### WHAT THE TASK ASKS
Leave the pictures out, and retype all of the material exactly as written.

(Recorded data)
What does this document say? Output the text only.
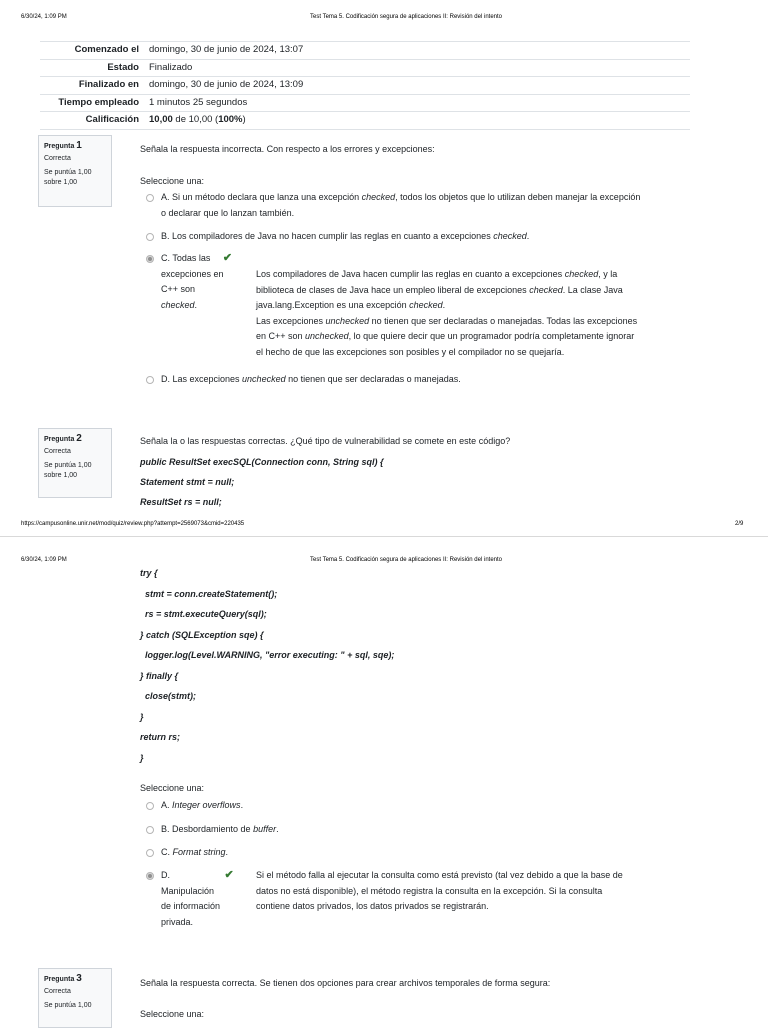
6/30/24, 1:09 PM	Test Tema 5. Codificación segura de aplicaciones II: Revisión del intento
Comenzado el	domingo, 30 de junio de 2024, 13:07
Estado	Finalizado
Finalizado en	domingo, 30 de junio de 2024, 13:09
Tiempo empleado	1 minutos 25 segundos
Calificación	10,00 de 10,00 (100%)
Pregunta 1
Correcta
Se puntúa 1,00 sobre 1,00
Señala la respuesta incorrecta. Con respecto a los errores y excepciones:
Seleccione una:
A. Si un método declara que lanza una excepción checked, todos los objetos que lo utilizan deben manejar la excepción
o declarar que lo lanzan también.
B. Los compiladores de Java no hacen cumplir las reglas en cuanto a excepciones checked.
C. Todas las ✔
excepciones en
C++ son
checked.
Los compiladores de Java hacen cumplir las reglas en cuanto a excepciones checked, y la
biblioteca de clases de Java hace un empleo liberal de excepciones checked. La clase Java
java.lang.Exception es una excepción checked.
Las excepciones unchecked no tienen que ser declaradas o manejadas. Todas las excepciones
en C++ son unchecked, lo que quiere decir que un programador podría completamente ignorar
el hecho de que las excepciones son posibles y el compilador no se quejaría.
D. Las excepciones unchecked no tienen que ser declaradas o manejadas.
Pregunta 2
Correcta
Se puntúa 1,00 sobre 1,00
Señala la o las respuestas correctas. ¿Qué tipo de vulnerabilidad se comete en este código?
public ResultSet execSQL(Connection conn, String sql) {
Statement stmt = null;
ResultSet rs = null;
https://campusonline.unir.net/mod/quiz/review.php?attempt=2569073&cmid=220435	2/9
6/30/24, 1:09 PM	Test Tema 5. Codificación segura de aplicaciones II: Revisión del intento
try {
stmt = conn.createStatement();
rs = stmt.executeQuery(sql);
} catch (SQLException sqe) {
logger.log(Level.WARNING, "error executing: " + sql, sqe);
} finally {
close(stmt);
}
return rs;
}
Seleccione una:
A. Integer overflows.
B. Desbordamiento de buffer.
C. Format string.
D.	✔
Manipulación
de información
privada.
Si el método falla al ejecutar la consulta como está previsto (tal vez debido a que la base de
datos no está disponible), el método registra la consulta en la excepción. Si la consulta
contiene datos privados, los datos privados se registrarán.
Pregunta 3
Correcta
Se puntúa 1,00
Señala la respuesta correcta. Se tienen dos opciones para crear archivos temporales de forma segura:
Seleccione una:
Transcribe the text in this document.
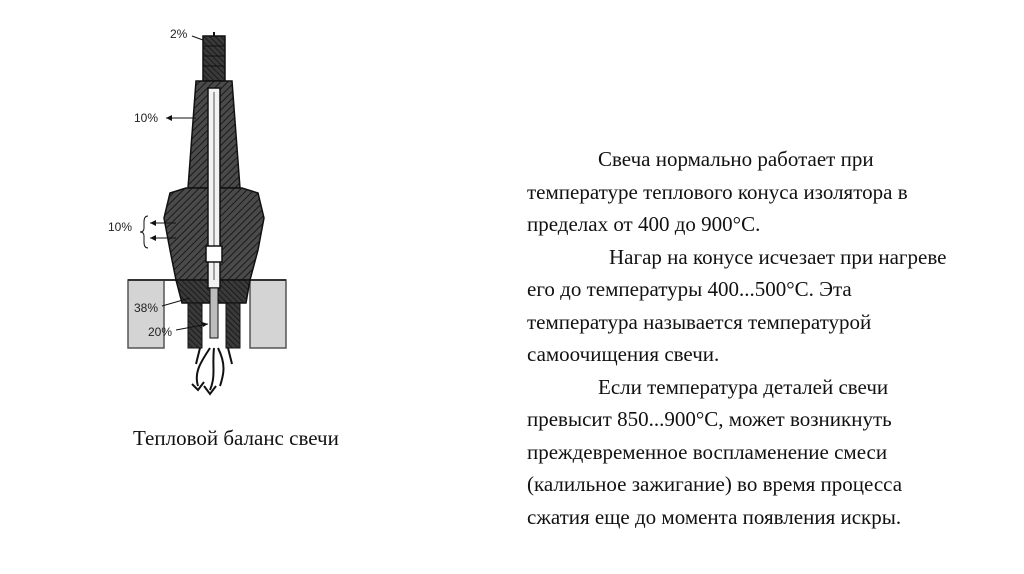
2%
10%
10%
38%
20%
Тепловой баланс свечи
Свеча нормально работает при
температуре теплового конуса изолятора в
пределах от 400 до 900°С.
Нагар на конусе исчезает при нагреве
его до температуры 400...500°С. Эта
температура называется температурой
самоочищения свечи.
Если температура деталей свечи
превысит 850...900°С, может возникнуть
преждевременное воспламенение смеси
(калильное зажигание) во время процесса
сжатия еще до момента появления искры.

### TASK ANSWER
What does this document say? Output the text only.
6/30/24, 1:09 PM	Test Tema 5. Codificación segura de aplicaciones II: Revisión del intento
Comenzado el	domingo, 30 de junio de 2024, 13:07
Estado	Finalizado
Finalizado en	domingo, 30 de junio de 2024, 13:09
Tiempo empleado	1 minutos 25 segundos
Calificación	10,00 de 10,00 (100%)
Pregunta 1
Correcta
Se puntúa 1,00 sobre 1,00
Señala la respuesta incorrecta. Con respecto a los errores y excepciones:
Seleccione una:
A. Si un método declara que lanza una excepción checked, todos los objetos que lo utilizan deben manejar la excepción
o declarar que lo lanzan también.
B. Los compiladores de Java no hacen cumplir las reglas en cuanto a excepciones checked.
C. Todas las ✔
excepciones en
C++ son
checked.
Los compiladores de Java hacen cumplir las reglas en cuanto a excepciones checked, y la
biblioteca de clases de Java hace un empleo liberal de excepciones checked. La clase Java
java.lang.Exception es una excepción checked.
Las excepciones unchecked no tienen que ser declaradas o manejadas. Todas las excepciones
en C++ son unchecked, lo que quiere decir que un programador podría completamente ignorar
el hecho de que las excepciones son posibles y el compilador no se quejaría.
D. Las excepciones unchecked no tienen que ser declaradas o manejadas.
Pregunta 2
Correcta
Se puntúa 1,00 sobre 1,00
Señala la o las respuestas correctas. ¿Qué tipo de vulnerabilidad se comete en este código?
public ResultSet execSQL(Connection conn, String sql) {
Statement stmt = null;
ResultSet rs = null;
https://campusonline.unir.net/mod/quiz/review.php?attempt=2569073&cmid=220435	2/9
6/30/24, 1:09 PM	Test Tema 5. Codificación segura de aplicaciones II: Revisión del intento
try {
stmt = conn.createStatement();
rs = stmt.executeQuery(sql);
} catch (SQLException sqe) {
logger.log(Level.WARNING, "error executing: " + sql, sqe);
} finally {
close(stmt);
}
return rs;
}
Seleccione una:
A. Integer overflows.
B. Desbordamiento de buffer.
C. Format string.
D.	✔
Manipulación
de información
privada.
Si el método falla al ejecutar la consulta como está previsto (tal vez debido a que la base de
datos no está disponible), el método registra la consulta en la excepción. Si la consulta
contiene datos privados, los datos privados se registrarán.
Pregunta 3
Correcta
Se puntúa 1,00
Señala la respuesta correcta. Se tienen dos opciones para crear archivos temporales de forma segura:
Seleccione una:
Transcribe the text in this document.
2%
10%
10%
38%
20%
Тепловой баланс свечи
Свеча нормально работает при
температуре теплового конуса изолятора в
пределах от 400 до 900°С.
Нагар на конусе исчезает при нагреве
его до температуры 400...500°С. Эта
температура называется температурой
самоочищения свечи.
Если температура деталей свечи
превысит 850...900°С, может возникнуть
преждевременное воспламенение смеси
(калильное зажигание) во время процесса
сжатия еще до момента появления искры.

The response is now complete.